[演習本文]
———
お父さんとお母さんは、「サンタクロースは、いる」という立場で、子どもたちの質問に反論します。


どうして おとうさんや おかあさんには こないの?


こどものときに たくさん もらったからね


じゃ、どうして としとって しなないの? むかしから いるんでしょ!?


サンタのこどもも そのまたこどもも サンタになったんだろ


子どもたちの「なぜ?」は続きます。

どうやって ひとばんで せかいじゅうを まわれるの?

どうして そんなにたくさん おくりものが できるの?

みなみのくにでは どうするの? ゆきがなければ ソリは つかえないよ


あなたなら、どう答えますか?

お父さんとお母さんたちは、自分たちで考えた理屈を説明していきます。

どれも、なるほど、と思わせられるものばかりですが、子どものころ、いちばん心に残った答えは、この質問に対するものでした。

こないうちもあるのは なぜ?
———
[提供された行]
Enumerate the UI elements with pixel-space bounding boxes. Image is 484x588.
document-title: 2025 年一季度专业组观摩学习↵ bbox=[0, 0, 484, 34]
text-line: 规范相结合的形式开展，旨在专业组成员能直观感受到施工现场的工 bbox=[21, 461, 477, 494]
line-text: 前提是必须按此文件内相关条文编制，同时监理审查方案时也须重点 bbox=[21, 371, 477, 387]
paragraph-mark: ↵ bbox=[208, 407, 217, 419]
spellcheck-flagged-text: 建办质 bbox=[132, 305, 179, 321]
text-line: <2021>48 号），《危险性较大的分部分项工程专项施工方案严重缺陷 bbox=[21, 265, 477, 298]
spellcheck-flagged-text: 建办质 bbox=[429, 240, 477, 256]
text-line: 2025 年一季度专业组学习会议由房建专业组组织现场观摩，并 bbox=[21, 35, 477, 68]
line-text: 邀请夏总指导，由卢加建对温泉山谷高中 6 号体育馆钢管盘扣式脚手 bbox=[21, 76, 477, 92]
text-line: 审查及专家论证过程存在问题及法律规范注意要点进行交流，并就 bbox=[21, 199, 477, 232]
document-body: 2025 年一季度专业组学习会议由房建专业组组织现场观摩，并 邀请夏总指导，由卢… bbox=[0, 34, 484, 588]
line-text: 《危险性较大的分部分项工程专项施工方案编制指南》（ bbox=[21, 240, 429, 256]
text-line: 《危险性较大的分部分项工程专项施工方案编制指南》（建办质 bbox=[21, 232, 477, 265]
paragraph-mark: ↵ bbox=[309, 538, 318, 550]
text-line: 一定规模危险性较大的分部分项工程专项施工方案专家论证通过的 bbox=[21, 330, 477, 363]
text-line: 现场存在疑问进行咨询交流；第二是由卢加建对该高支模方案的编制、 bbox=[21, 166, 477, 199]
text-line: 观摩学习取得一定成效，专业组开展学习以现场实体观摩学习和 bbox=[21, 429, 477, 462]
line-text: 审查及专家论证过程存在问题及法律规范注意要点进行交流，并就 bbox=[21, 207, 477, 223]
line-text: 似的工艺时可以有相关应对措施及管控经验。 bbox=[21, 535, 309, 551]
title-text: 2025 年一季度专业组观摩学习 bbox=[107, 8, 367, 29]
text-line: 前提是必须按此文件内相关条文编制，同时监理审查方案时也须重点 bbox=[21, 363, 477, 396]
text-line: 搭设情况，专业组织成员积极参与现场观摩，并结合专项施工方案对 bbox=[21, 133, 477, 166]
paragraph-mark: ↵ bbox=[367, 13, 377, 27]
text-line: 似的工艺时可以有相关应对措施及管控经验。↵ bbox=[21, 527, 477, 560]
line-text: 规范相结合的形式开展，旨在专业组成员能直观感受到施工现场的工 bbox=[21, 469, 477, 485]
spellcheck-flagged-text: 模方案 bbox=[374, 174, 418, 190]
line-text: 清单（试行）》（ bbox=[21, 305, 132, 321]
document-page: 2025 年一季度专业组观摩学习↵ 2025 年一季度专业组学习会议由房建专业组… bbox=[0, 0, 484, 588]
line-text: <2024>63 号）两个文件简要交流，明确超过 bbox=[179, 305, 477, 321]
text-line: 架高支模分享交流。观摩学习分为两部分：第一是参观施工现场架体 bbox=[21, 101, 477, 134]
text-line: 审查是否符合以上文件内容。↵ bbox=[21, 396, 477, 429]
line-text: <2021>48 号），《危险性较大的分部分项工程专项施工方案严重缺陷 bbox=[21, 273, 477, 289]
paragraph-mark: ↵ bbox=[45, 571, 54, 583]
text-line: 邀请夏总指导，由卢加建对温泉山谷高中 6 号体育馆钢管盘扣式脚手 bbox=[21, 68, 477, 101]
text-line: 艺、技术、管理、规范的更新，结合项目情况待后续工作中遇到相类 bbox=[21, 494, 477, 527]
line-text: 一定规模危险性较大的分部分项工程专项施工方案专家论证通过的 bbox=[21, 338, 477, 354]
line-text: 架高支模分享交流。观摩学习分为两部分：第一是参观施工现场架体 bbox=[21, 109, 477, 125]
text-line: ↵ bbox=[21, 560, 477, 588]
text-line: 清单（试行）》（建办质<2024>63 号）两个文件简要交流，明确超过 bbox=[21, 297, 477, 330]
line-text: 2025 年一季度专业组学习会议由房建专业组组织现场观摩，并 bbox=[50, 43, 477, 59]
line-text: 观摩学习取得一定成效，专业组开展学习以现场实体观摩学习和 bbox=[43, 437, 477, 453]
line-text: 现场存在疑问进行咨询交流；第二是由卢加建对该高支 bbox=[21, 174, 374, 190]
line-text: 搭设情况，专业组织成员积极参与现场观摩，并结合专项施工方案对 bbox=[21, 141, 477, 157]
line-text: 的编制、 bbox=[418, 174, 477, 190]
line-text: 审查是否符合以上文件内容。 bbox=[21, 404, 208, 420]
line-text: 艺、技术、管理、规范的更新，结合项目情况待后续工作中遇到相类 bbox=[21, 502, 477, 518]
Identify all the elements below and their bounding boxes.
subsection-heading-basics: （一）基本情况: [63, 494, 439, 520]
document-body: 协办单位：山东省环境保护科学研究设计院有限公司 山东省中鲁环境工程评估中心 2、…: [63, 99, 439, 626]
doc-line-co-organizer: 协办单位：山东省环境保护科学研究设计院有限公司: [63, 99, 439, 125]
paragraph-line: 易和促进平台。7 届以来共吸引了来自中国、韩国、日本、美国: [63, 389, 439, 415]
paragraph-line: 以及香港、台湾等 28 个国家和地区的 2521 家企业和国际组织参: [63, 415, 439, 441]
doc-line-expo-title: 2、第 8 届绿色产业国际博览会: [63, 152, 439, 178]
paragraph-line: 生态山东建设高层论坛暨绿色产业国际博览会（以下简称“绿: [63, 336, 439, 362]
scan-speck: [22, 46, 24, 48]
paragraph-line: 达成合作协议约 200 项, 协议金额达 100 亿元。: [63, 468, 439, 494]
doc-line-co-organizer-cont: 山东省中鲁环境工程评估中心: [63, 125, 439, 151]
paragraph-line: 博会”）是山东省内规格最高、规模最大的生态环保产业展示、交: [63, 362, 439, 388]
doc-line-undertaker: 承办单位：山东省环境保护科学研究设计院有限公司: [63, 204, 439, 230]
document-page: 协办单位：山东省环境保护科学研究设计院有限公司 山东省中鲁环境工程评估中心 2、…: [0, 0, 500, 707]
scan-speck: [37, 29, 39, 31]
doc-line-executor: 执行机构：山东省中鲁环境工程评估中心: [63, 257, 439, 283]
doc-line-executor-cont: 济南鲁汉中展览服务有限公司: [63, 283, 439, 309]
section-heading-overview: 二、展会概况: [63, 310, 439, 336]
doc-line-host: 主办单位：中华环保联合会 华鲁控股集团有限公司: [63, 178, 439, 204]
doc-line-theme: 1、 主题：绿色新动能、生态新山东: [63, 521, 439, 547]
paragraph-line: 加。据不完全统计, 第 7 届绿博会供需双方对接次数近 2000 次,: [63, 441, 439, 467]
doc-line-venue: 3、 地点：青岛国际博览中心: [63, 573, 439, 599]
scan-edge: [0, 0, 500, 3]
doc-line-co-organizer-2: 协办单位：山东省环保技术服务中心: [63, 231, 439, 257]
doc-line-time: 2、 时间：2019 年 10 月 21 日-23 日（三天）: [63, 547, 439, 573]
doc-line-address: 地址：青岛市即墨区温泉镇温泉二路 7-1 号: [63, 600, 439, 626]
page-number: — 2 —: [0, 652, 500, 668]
———
[演習課題]
(1) 演習本文の「こどものときに たくさん もらったからね」から「そんなにたくさん おくりものが できるの?」までの部分を、一字も変えずに書き出してください。
(2) 演習本文のうち、「どうして」という語を含む疑問文をすべて挙げてください。

[各課題の解答]
(1)
こどものときに たくさん もらったからね


じゃ、どうして としとって しなないの? むかしから いるんでしょ!?


サンタのこどもも そのまたこどもも サンタになったんだろ


子どもたちの「なぜ?」は続きます。

どうやって ひとばんで せかいじゅうを まわれるの?

どうして そんなにたくさん おくりものが できるの?

(2)
どうして おとうさんや おかあさんには こないの?
じゃ、どうして としとって しなないの?
どうして そんなにたくさん おくりものが できるの?